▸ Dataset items

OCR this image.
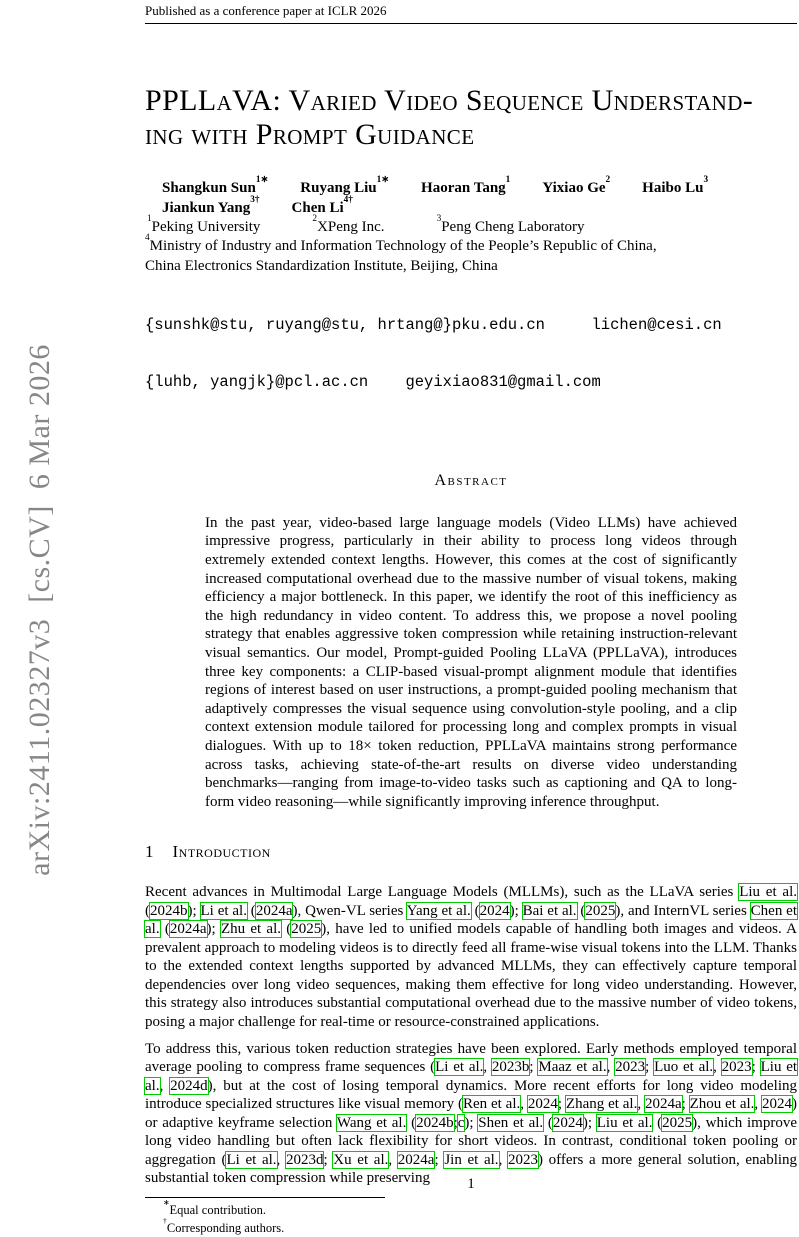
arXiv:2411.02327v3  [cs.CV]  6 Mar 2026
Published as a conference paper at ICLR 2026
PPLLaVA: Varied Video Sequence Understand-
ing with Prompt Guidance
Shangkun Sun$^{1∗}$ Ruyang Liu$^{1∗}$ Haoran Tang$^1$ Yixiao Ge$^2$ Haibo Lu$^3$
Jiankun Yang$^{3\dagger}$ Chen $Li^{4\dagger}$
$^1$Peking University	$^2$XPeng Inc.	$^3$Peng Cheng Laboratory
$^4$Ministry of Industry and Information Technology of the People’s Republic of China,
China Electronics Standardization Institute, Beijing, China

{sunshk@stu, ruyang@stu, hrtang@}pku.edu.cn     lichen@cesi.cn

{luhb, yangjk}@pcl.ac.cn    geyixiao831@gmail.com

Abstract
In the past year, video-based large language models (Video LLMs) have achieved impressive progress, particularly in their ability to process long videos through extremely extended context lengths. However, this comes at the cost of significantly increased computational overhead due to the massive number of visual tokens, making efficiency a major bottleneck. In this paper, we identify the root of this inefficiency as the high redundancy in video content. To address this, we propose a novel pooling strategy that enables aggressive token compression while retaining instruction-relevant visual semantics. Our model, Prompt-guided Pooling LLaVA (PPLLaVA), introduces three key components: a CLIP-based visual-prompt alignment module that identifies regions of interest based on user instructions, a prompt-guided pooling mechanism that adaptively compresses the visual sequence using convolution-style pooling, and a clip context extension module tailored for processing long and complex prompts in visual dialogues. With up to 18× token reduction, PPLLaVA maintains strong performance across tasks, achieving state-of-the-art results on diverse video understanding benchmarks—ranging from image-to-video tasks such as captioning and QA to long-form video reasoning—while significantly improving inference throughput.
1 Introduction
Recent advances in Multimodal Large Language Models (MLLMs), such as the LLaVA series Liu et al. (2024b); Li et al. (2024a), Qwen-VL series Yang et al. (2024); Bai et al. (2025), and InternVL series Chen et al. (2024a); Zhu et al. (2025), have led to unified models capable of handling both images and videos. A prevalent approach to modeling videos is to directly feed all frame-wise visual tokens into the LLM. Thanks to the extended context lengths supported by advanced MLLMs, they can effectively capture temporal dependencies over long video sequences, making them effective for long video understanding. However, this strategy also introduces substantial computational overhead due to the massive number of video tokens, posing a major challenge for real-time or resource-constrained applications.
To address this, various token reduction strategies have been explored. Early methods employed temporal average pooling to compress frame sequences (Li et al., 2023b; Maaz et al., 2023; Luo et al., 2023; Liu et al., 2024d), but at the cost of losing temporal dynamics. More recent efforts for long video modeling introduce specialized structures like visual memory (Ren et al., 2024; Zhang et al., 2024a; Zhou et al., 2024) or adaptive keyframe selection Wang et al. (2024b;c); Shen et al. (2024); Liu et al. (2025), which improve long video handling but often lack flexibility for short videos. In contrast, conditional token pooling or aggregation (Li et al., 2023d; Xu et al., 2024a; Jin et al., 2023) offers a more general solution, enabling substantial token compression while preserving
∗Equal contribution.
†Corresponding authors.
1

* * *

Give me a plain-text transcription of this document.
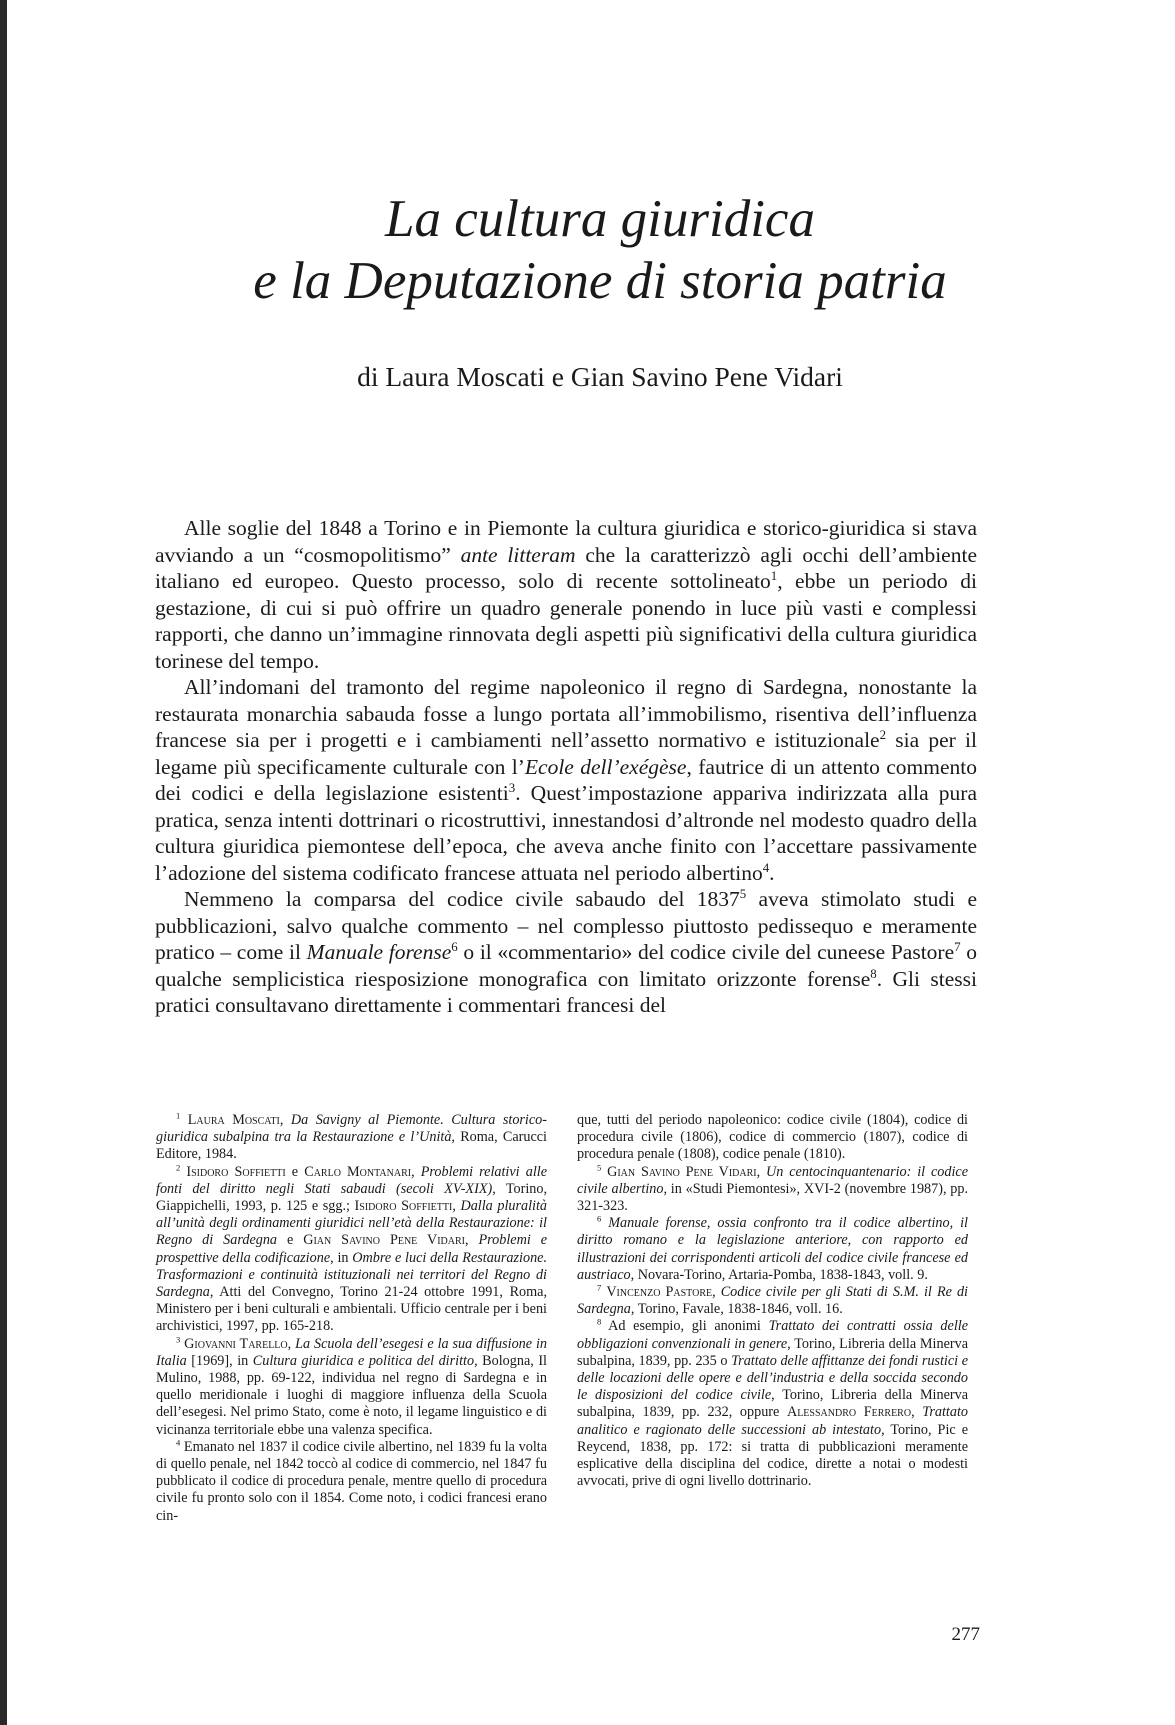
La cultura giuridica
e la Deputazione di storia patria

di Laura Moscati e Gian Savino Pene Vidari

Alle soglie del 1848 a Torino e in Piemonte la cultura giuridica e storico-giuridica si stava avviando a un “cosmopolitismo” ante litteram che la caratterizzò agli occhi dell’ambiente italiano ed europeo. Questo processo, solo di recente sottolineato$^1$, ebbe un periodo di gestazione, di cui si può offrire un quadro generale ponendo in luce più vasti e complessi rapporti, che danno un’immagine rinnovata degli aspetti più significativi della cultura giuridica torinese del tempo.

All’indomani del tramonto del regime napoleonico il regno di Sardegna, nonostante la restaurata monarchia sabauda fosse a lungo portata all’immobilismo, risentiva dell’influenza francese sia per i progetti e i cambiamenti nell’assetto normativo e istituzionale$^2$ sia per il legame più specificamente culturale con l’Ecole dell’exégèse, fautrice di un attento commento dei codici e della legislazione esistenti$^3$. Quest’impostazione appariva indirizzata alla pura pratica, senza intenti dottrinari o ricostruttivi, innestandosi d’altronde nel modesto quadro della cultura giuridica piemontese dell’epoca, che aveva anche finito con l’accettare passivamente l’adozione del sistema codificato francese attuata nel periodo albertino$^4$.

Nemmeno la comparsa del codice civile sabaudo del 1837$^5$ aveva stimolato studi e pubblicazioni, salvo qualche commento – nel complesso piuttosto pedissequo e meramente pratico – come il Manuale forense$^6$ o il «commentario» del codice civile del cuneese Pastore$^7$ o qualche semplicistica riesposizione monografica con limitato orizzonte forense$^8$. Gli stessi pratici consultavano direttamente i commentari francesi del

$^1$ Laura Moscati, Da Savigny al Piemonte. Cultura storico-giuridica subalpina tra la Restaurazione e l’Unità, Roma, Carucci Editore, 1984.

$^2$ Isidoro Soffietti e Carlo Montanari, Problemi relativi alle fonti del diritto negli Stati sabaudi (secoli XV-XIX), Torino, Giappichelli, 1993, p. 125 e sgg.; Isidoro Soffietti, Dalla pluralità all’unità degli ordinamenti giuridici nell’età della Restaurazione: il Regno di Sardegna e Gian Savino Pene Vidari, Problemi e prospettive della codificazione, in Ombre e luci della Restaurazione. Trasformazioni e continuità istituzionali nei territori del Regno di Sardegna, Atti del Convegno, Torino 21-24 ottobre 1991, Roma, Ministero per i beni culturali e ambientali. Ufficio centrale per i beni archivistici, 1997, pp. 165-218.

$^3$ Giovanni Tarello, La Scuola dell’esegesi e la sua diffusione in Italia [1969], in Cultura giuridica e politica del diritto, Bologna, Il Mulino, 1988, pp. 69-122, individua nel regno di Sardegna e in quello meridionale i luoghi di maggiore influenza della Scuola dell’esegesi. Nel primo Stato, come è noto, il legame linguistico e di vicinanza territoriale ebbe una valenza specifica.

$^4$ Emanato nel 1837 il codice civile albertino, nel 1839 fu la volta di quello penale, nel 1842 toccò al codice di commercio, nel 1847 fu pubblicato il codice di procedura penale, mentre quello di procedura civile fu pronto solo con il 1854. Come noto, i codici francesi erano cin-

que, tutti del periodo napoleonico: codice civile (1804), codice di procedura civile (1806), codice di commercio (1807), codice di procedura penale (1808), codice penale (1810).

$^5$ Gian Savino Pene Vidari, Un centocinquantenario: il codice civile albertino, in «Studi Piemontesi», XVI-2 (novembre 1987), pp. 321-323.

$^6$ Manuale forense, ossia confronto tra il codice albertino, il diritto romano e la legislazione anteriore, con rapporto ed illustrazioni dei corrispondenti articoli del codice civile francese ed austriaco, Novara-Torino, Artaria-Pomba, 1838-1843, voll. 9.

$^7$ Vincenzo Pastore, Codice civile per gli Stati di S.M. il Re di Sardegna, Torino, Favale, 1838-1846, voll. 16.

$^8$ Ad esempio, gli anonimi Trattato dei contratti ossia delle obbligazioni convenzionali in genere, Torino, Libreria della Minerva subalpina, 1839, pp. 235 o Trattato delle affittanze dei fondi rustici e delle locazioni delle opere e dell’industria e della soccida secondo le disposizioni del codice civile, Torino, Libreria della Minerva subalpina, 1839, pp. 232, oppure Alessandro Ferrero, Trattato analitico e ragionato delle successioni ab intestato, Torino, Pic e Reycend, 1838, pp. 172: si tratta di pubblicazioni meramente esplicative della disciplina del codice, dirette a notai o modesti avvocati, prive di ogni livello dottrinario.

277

▸ Description of the task
Search the entries for "Moscati" and copy out each line that has it.

▸ Written answer
di Laura Moscati e Gian Savino Pene Vidari
$^1$ Laura Moscati, Da Savigny al Piemonte. Cultura storico-giuridica subalpina tra la Restaurazione e l’Unità, Roma, Carucci Editore, 1984.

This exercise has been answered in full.